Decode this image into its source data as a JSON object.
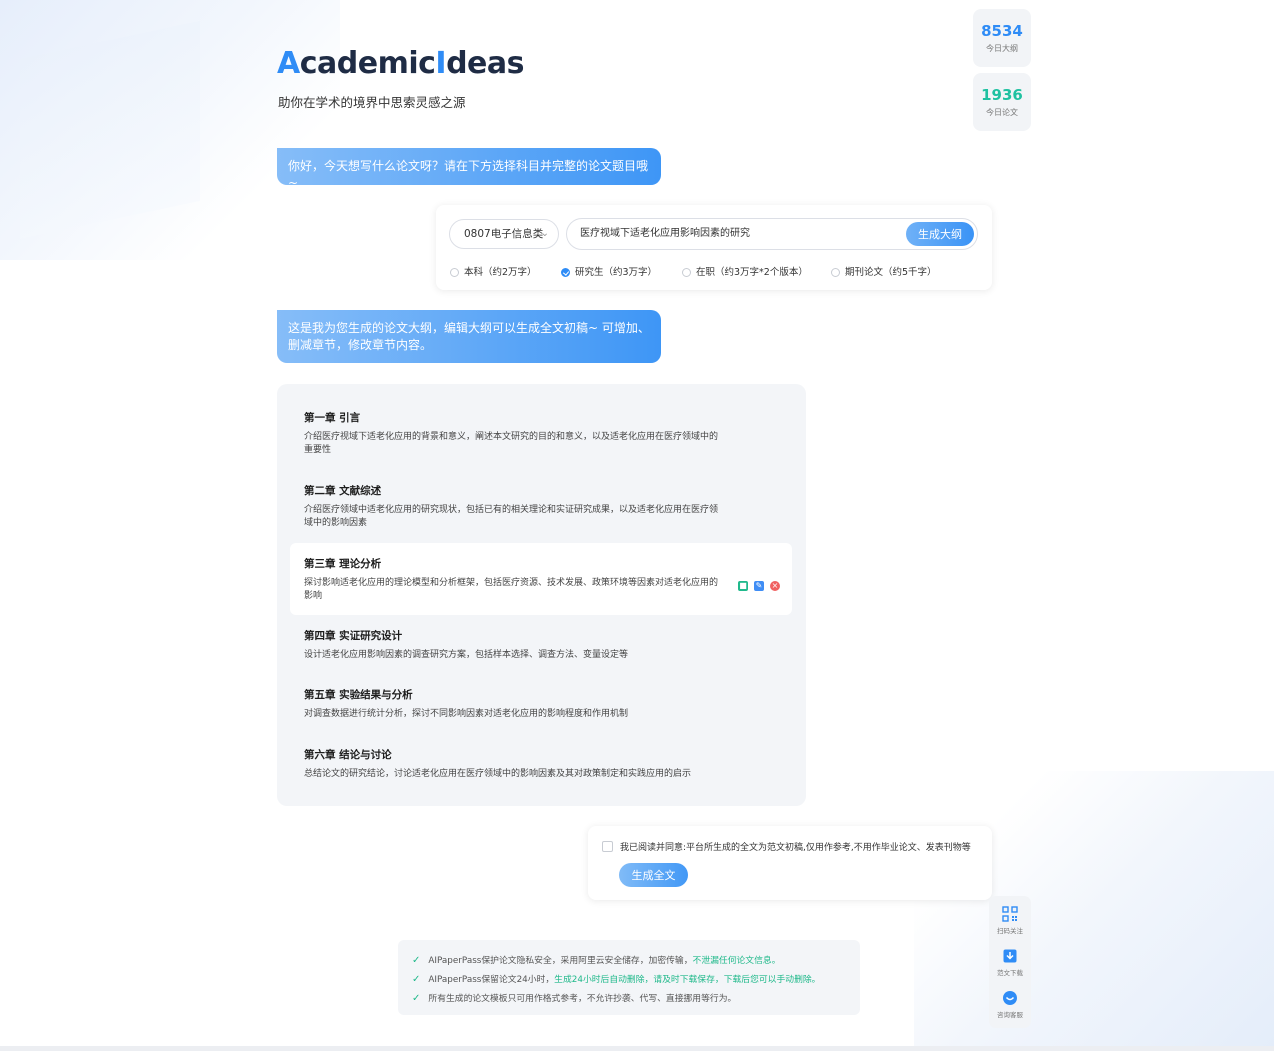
{
  "brand": {
    "logo_a": "A",
    "logo_mid": "cademic",
    "logo_i": "I",
    "logo_end": "deas",
    "tagline": "助你在学术的境界中思索灵感之源"
  },
  "stats": [
    {
      "value": "8534",
      "label": "今日大纲"
    },
    {
      "value": "1936",
      "label": "今日论文"
    }
  ],
  "chat": {
    "greeting": "你好，今天想写什么论文呀？请在下方选择科目并完整的论文题目哦~",
    "outline_intro": "这是我为您生成的论文大纲，编辑大纲可以生成全文初稿~ 可增加、删减章节，修改章节内容。"
  },
  "generator": {
    "subject": "0807电子信息类",
    "topic": "医疗视域下适老化应用影响因素的研究",
    "button": "生成大纲",
    "levels": [
      {
        "label": "本科（约2万字）",
        "selected": false
      },
      {
        "label": "研究生（约3万字）",
        "selected": true
      },
      {
        "label": "在职（约3万字*2个版本）",
        "selected": false
      },
      {
        "label": "期刊论文（约5千字）",
        "selected": false
      }
    ]
  },
  "outline": {
    "chapters": [
      {
        "title": "第一章 引言",
        "desc": "介绍医疗视域下适老化应用的背景和意义，阐述本文研究的目的和意义，以及适老化应用在医疗领域中的重要性"
      },
      {
        "title": "第二章 文献综述",
        "desc": "介绍医疗领域中适老化应用的研究现状，包括已有的相关理论和实证研究成果，以及适老化应用在医疗领域中的影响因素"
      },
      {
        "title": "第三章 理论分析",
        "desc": "探讨影响适老化应用的理论模型和分析框架，包括医疗资源、技术发展、政策环境等因素对适老化应用的影响"
      },
      {
        "title": "第四章 实证研究设计",
        "desc": "设计适老化应用影响因素的调查研究方案，包括样本选择、调查方法、变量设定等"
      },
      {
        "title": "第五章 实验结果与分析",
        "desc": "对调查数据进行统计分析，探讨不同影响因素对适老化应用的影响程度和作用机制"
      },
      {
        "title": "第六章 结论与讨论",
        "desc": "总结论文的研究结论，讨论适老化应用在医疗领域中的影响因素及其对政策制定和实践应用的启示"
      }
    ]
  },
  "fulltext": {
    "agreement": "我已阅读并同意:平台所生成的全文为范文初稿,仅用作参考,不用作毕业论文、发表刊物等",
    "button": "生成全文"
  },
  "side_tools": [
    {
      "label": "扫码关注",
      "icon": "qr-code-icon"
    },
    {
      "label": "范文下载",
      "icon": "download-icon"
    },
    {
      "label": "咨询客服",
      "icon": "chat-icon"
    }
  ],
  "notice": {
    "line1_pre": "AIPaperPass保护论文隐私安全，采用阿里云安全储存，加密传输，",
    "line1_hl": "不泄漏任何论文信息。",
    "line2_pre": "AIPaperPass保留论文24小时，",
    "line2_hl": "生成24小时后自动删除，请及时下载保存，下载后您可以手动删除。",
    "line3": "所有生成的论文模板只可用作格式参考，不允许抄袭、代写、直接挪用等行为。"
  },
  "colors": {
    "accent": "#2f8cf6",
    "green": "#1fb98a",
    "logo_dark": "#1f2c45"
  },
  "chart_data": {
    "type": "table",
    "categories": [
      "今日大纲",
      "今日论文"
    ],
    "values": [
      8534,
      1936
    ]
  }
}
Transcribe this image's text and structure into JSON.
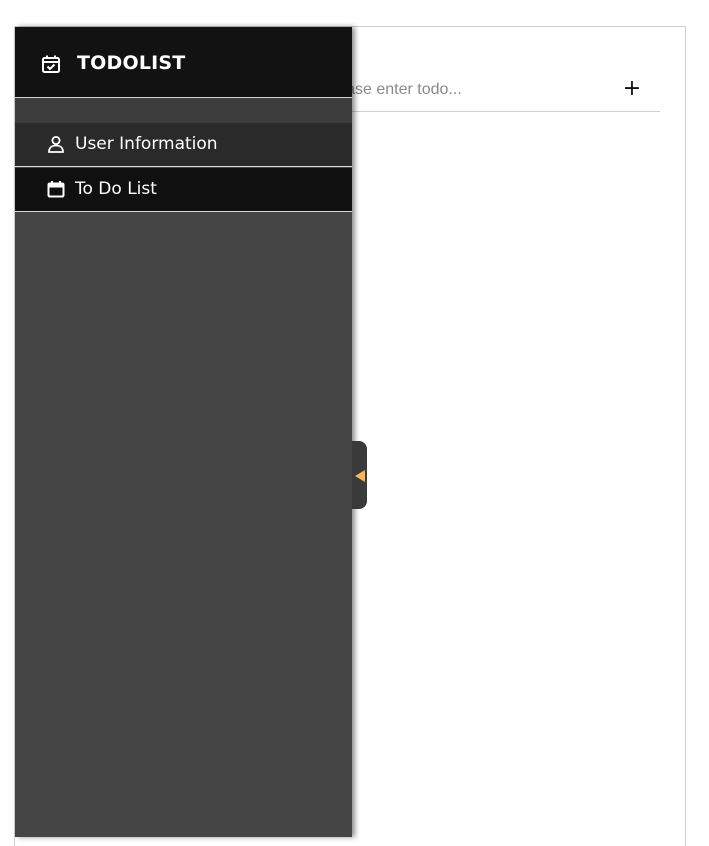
{
  "app": {
    "title": "TODOLIST",
    "accent_color": "#f0b860",
    "sidebar_bg": "#454545",
    "header_bg": "#121212"
  },
  "todo": {
    "input_placeholder": "Please enter todo...",
    "input_value": "",
    "add_label": "+"
  },
  "sidebar": {
    "brand_icon": "calendar-check-icon",
    "items": [
      {
        "label": "User Information",
        "icon": "user-icon",
        "active": true
      },
      {
        "label": "To Do List",
        "icon": "calendar-icon",
        "active": false
      }
    ],
    "collapse_icon": "caret-left-icon"
  }
}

STATED TASK: In the material above, show every line where the word "into" turns up.

COMPLETE ANSWER:
Decode this image into its source data as a JSON object.
Transcribe this image's text and structure into JSON.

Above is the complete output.